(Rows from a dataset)
------------------------------------------------

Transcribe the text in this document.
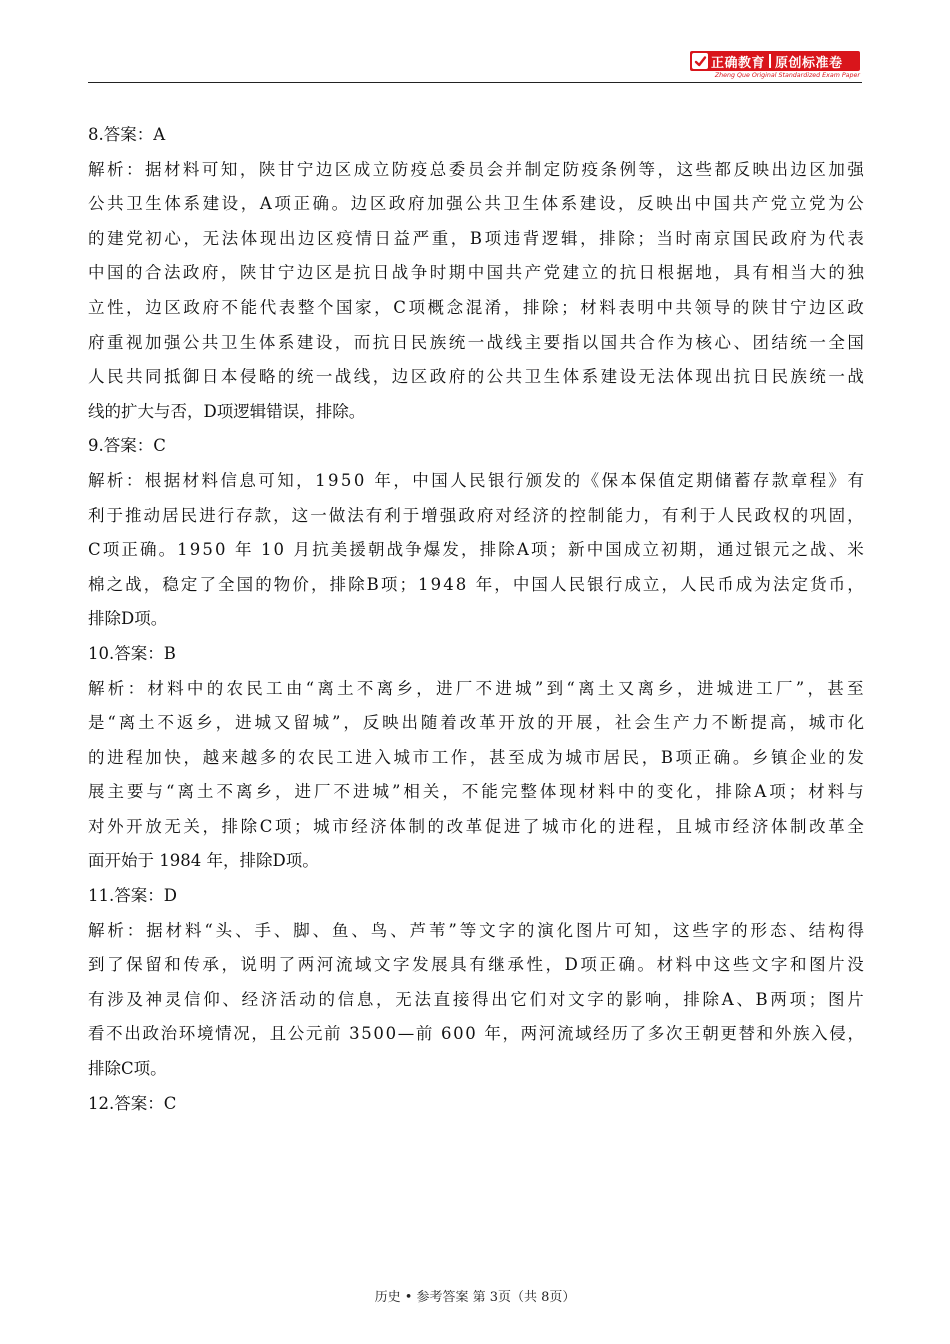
正确教育 原创标准卷
Zheng Que Original Standardized Exam Paper
8.答案：A
解 析 ： 据 材 料 可 知 ， 陕 甘 宁 边 区 成 立 防 疫 总 委 员 会 并 制 定 防 疫 条 例 等 ， 这 些 都 反 映 出 边 区 加 强
公 共 卫 生 体 系 建 设 ， A 项 正 确 。 边 区 政 府 加 强 公 共 卫 生 体 系 建 设 ， 反 映 出 中 国 共 产 党 立 党 为 公
的 建 党 初 心 ， 无 法 体 现 出 边 区 疫 情 日 益 严 重 ， B 项 违 背 逻 辑 ， 排 除 ； 当 时 南 京 国 民 政 府 为 代 表
中 国 的 合 法 政 府 ， 陕 甘 宁 边 区 是 抗 日 战 争 时 期 中 国 共 产 党 建 立 的 抗 日 根 据 地 ， 具 有 相 当 大 的 独
立 性 ， 边 区 政 府 不 能 代 表 整 个 国 家 ， C 项 概 念 混 淆 ， 排 除 ； 材 料 表 明 中 共 领 导 的 陕 甘 宁 边 区 政
府 重 视 加 强 公 共 卫 生 体 系 建 设 ， 而 抗 日 民 族 统 一 战 线 主 要 指 以 国 共 合 作 为 核 心 、 团 结 统 一 全 国
人 民 共 同 抵 御 日 本 侵 略 的 统 一 战 线 ， 边 区 政 府 的 公 共 卫 生 体 系 建 设 无 法 体 现 出 抗 日 民 族 统 一 战
线的扩大与否，D项逻辑错误，排除。
9.答案：C
解 析 ： 根 据 材 料 信 息 可 知 ， 1 9 5 0
年 ， 中 国 人 民 银 行 颁 发 的 《 保 本 保 值 定 期 储 蓄 存 款 章 程 》 有
利 于 推 动 居 民 进 行 存 款 ， 这 一 做 法 有 利 于 增 强 政 府 对 经 济 的 控 制 能 力 ， 有 利 于 人 民 政 权 的 巩 固 ，
C 项 正 确 。 1 9 5 0
年
1 0
月 抗 美 援 朝 战 争 爆 发 ， 排 除 A 项 ； 新 中 国 成 立 初 期 ， 通 过 银 元 之 战 、 米
棉 之 战 ， 稳 定 了 全 国 的 物 价 ， 排 除 B 项 ； 1 9 4 8
年 ， 中 国 人 民 银 行 成 立 ， 人 民 币 成 为 法 定 货 币 ，
排除D项。
10.答案：B
解 析 ： 材 料 中 的 农 民 工 由 “ 离 土 不 离 乡 ， 进 厂 不 进 城 ” 到 “ 离 土 又 离 乡 ， 进 城 进 工 厂 ” ， 甚 至
是 “ 离 土 不 返 乡 ， 进 城 又 留 城 ” ， 反 映 出 随 着 改 革 开 放 的 开 展 ， 社 会 生 产 力 不 断 提 高 ， 城 市 化
的 进 程 加 快 ， 越 来 越 多 的 农 民 工 进 入 城 市 工 作 ， 甚 至 成 为 城 市 居 民 ， B 项 正 确 。 乡 镇 企 业 的 发
展 主 要 与 “ 离 土 不 离 乡 ， 进 厂 不 进 城 ” 相 关 ， 不 能 完 整 体 现 材 料 中 的 变 化 ， 排 除 A 项 ； 材 料 与
对 外 开 放 无 关 ， 排 除 C 项 ； 城 市 经 济 体 制 的 改 革 促 进 了 城 市 化 的 进 程 ， 且 城 市 经 济 体 制 改 革 全
面开始于 1984 年，排除D项。
11.答案：D
解 析 ： 据 材 料 “ 头 、 手 、 脚 、 鱼 、 鸟 、 芦 苇 ” 等 文 字 的 演 化 图 片 可 知 ， 这 些 字 的 形 态 、 结 构 得
到 了 保 留 和 传 承 ， 说 明 了 两 河 流 域 文 字 发 展 具 有 继 承 性 ， D 项 正 确 。 材 料 中 这 些 文 字 和 图 片 没
有 涉 及 神 灵 信 仰 、 经 济 活 动 的 信 息 ， 无 法 直 接 得 出 它 们 对 文 字 的 影 响 ， 排 除 A 、 B 两 项 ； 图 片
看 不 出 政 治 环 境 情 况 ， 且 公 元 前
3 5 0 0 — 前
6 0 0
年 ， 两 河 流 域 经 历 了 多 次 王 朝 更 替 和 外 族 入 侵 ，
排除C项。
12.答案：C
历史 • 参考答案 第 3页（共 8页）
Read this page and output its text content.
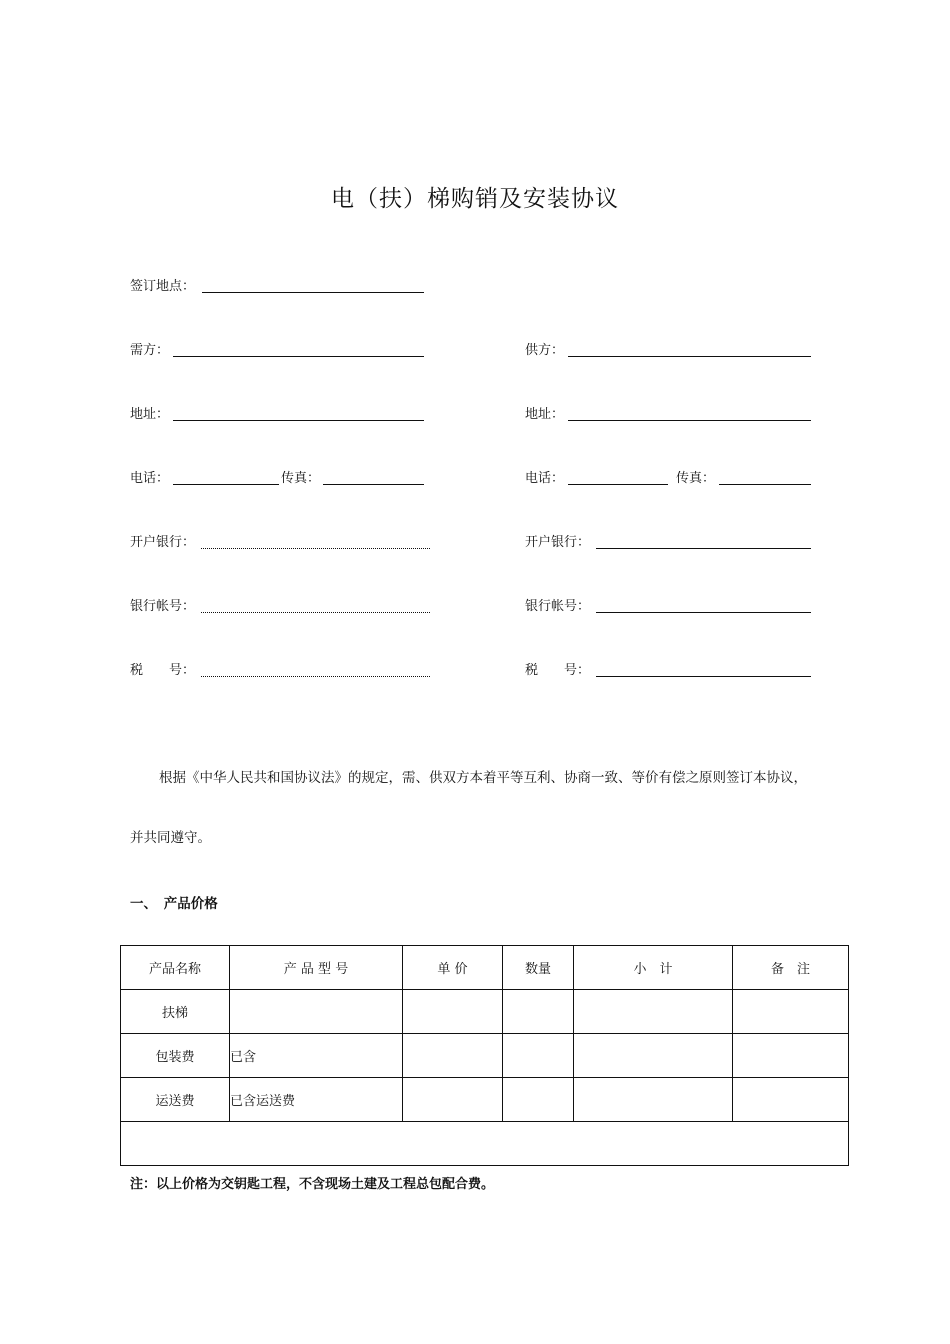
电（扶）梯购销及安装协议
签订地点：
需方：	供方：
地址：	地址：
电话：	传真：	电话：	传真：
开户银行：	开户银行：
银行帐号：	银行帐号：
税　　号：	税　　号：
根据《中华人民共和国协议法》的规定，需、供双方本着平等互利、协商一致、等价有偿之原则签订本协议，
并共同遵守。
一、　产品价格
产品名称	产 品 型 号	单 价	数量	小　计	备　注
扶梯					
包装费	已含				
运送费	已含运送费				

注：以上价格为交钥匙工程，不含现场土建及工程总包配合费。
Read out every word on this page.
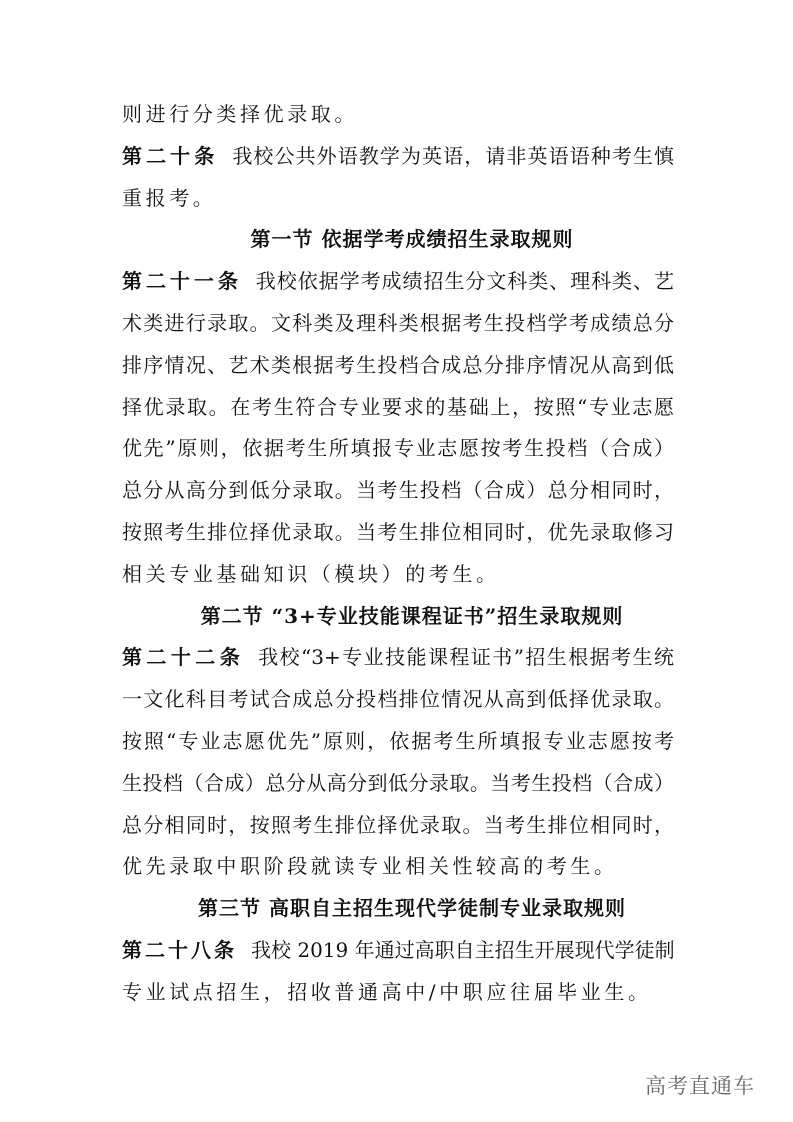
则进行分类择优录取。
第二十条 我校公共外语教学为英语，请非英语语种考生慎
重报考。
第一节 依据学考成绩招生录取规则
第二十一条 我校依据学考成绩招生分文科类、理科类、艺
术类进行录取。文科类及理科类根据考生投档学考成绩总分
排序情况、艺术类根据考生投档合成总分排序情况从高到低
择优录取。在考生符合专业要求的基础上，按照“专业志愿
优先”原则，依据考生所填报专业志愿按考生投档（合成）
总分从高分到低分录取。当考生投档（合成）总分相同时，
按照考生排位择优录取。当考生排位相同时，优先录取修习
相关专业基础知识（模块）的考生。
第二节 “3+专业技能课程证书”招生录取规则
第二十二条 我校“3+专业技能课程证书”招生根据考生统
一文化科目考试合成总分投档排位情况从高到低择优录取。
按照“专业志愿优先”原则，依据考生所填报专业志愿按考
生投档（合成）总分从高分到低分录取。当考生投档（合成）
总分相同时，按照考生排位择优录取。当考生排位相同时，
优先录取中职阶段就读专业相关性较高的考生。
第三节 高职自主招生现代学徒制专业录取规则
第二十八条 我校 2019 年通过高职自主招生开展现代学徒制
专业试点招生，招收普通高中/中职应往届毕业生。
高考直通车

------------------------------------------------

▶ [YOUR GOAL] Find every line that includes the string "this". Report how many there are and nothing else.

▶ [EXERCISE SOLUTION] 3